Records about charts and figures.
>> begin
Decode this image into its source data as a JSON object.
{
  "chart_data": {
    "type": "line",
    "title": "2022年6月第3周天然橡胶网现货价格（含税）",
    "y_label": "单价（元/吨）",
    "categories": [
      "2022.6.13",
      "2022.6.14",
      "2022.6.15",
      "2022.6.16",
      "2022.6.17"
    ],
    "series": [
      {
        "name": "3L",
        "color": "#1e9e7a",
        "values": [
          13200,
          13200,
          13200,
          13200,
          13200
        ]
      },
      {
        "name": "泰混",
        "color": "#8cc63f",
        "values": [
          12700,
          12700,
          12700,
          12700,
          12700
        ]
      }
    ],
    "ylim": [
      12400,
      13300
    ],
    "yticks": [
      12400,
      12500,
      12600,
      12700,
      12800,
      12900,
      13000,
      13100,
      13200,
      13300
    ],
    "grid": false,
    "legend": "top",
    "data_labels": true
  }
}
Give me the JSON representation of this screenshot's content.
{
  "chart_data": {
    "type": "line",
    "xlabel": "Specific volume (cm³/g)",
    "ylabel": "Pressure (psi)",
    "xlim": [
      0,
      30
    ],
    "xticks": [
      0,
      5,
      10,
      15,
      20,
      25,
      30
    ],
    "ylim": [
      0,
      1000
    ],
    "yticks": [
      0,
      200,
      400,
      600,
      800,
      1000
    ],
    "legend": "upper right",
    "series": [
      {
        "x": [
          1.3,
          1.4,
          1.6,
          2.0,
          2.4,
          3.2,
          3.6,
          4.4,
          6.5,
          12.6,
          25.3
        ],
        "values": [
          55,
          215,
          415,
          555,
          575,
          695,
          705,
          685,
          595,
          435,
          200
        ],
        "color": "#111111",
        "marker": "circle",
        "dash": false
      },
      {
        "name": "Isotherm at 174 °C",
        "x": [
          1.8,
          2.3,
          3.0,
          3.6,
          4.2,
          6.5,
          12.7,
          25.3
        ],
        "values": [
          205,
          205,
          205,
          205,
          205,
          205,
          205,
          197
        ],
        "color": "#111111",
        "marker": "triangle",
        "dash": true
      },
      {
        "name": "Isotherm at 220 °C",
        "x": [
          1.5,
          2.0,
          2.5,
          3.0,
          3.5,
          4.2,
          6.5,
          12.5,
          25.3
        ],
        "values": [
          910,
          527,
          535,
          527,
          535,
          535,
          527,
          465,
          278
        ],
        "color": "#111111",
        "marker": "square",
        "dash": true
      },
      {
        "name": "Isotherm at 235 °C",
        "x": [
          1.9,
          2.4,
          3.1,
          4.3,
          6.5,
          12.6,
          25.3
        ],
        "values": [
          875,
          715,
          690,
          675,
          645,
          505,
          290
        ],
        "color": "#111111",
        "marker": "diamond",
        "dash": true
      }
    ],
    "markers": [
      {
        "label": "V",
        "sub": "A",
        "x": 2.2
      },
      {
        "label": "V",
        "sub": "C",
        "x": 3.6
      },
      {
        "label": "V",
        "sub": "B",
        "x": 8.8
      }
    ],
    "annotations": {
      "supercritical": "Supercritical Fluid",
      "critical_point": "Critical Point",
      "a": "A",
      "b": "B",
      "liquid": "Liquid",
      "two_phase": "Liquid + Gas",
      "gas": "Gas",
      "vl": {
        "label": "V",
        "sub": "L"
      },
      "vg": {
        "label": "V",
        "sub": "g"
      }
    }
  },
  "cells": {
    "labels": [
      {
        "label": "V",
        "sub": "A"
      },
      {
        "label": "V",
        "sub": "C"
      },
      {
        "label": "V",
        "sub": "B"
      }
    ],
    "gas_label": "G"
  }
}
>> end
Task directions. Pull every line containing "JSON" out of the records.

Correct response.
Decode this image into its source data as a JSON object.
Give me the JSON representation of this screenshot's content.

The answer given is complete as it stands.